### Dataset entries on figures
===============
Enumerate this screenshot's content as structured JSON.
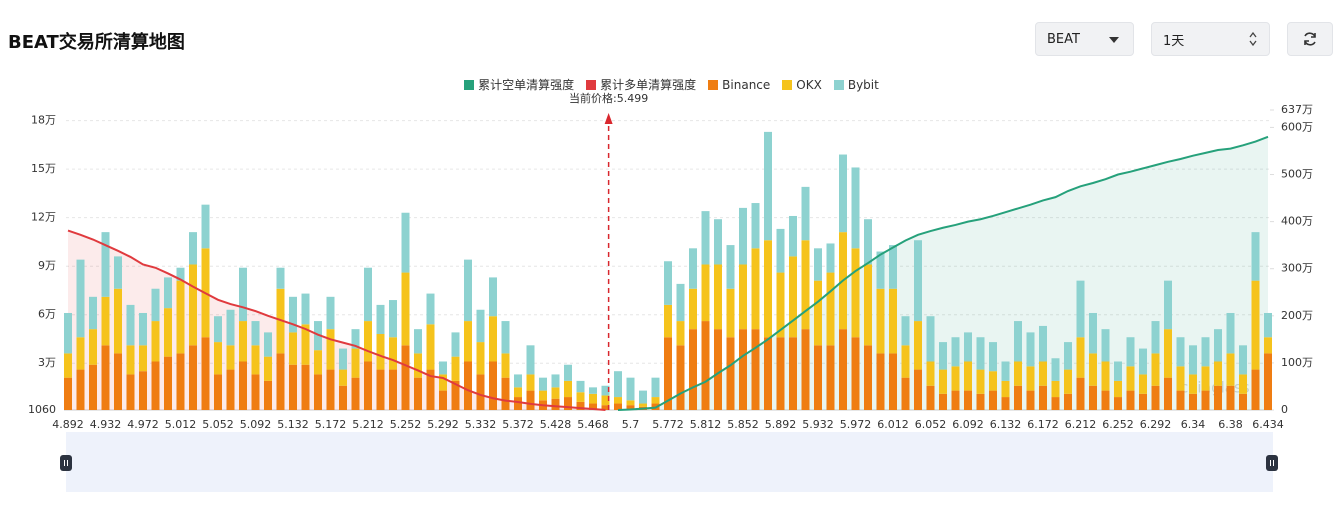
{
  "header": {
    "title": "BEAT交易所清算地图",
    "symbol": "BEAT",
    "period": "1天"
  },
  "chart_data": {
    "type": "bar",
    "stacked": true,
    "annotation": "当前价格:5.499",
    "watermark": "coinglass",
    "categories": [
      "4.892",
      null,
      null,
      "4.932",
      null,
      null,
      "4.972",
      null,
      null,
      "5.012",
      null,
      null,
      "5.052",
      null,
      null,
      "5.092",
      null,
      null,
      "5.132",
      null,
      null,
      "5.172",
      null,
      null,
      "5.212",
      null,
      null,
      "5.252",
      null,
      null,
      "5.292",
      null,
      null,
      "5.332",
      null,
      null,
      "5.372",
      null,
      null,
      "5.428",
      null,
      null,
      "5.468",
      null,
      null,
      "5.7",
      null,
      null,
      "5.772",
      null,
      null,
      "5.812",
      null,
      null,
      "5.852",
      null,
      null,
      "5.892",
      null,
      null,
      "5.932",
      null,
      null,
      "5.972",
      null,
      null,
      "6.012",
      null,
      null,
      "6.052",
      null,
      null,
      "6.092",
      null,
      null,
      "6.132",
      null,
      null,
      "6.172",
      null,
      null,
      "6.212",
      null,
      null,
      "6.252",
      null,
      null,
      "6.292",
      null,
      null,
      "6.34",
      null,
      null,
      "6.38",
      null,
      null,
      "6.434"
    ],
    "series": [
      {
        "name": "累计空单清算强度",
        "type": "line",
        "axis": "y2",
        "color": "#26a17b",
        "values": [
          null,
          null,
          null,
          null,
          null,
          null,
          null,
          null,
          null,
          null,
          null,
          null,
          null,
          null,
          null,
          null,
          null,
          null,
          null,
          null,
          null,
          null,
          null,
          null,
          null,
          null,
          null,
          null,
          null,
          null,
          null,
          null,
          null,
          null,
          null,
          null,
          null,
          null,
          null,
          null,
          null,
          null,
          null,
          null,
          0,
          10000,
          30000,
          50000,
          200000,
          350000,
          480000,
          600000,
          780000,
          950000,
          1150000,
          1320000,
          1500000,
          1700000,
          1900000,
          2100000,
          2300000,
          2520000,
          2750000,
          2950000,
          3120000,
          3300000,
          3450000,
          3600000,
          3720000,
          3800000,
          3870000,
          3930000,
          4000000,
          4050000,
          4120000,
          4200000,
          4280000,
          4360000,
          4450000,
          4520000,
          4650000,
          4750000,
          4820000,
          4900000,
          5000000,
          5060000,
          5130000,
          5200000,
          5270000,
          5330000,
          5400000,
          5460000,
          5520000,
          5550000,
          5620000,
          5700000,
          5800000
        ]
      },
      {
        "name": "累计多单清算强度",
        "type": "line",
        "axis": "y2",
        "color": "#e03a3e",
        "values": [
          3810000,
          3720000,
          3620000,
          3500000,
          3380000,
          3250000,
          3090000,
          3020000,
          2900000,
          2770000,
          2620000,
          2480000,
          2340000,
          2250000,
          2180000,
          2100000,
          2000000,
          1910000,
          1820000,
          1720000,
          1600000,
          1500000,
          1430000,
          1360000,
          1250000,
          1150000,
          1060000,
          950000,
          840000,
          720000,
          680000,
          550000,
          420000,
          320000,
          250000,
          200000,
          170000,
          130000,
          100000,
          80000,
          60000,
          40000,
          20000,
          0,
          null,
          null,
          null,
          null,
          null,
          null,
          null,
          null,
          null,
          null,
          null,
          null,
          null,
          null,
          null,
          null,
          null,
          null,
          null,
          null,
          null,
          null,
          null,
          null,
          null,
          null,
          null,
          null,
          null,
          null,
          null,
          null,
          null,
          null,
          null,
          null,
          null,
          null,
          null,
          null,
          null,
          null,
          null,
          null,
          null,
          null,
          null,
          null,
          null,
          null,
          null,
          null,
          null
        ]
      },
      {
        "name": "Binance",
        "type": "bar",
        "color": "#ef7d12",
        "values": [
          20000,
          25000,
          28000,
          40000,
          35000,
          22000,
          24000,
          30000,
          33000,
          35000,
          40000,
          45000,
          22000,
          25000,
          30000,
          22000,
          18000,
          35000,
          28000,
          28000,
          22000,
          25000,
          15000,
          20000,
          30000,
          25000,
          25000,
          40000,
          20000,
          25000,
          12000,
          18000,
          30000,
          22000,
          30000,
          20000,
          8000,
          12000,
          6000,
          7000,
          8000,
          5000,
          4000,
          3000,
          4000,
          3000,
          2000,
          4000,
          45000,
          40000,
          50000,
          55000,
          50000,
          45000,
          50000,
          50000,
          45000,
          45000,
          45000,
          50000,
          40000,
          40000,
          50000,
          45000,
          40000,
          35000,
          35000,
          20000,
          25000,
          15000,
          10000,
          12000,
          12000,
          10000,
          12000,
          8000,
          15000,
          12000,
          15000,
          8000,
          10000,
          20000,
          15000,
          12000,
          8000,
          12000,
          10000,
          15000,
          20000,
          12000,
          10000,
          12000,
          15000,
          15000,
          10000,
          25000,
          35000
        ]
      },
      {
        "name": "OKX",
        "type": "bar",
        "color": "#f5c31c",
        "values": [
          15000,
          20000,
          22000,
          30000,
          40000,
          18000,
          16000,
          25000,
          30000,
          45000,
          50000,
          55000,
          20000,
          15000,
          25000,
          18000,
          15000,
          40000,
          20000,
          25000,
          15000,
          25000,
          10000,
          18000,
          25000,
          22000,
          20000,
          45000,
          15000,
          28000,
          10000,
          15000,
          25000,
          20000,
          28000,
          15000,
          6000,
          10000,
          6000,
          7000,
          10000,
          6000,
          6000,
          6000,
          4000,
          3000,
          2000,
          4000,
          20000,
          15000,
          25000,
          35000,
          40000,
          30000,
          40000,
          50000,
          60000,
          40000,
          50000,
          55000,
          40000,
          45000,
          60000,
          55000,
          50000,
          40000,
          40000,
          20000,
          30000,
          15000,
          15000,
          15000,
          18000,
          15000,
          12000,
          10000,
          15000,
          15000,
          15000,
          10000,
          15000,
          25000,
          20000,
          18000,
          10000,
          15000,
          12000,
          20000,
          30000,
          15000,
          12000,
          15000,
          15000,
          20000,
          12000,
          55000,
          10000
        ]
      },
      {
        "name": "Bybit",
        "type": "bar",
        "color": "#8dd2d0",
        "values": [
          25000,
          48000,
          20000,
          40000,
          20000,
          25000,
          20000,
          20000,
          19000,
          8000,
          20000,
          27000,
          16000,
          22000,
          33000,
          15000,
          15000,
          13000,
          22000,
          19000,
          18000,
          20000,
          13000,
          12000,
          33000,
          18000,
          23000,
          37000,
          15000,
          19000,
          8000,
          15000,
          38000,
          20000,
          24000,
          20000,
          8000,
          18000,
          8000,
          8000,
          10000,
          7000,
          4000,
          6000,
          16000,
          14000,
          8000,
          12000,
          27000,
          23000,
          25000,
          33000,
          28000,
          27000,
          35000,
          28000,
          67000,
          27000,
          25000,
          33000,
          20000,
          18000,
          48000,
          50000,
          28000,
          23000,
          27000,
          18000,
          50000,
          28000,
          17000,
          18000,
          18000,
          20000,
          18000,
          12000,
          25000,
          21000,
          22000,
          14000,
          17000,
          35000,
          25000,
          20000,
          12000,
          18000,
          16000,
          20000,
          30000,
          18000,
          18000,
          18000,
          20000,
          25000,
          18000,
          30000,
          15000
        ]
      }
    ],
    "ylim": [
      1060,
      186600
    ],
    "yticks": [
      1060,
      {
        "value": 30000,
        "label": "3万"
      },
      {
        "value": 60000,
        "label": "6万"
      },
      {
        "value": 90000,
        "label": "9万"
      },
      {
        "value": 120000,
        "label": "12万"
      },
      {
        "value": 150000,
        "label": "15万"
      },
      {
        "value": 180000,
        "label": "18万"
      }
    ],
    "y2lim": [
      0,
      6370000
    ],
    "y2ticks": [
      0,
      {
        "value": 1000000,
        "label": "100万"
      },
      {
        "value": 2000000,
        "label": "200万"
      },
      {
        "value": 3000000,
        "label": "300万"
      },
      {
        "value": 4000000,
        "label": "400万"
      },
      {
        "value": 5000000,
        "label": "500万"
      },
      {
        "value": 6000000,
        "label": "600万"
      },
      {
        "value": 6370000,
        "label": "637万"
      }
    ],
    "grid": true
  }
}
===============
### WHAT THE TASK ASKS
Pull out and copy each line containing the string "color".

### COMPLETED TASK
        "color": "#26a17b",
        "color": "#e03a3e",
        "color": "#ef7d12",
        "color": "#f5c31c",
        "color": "#8dd2d0",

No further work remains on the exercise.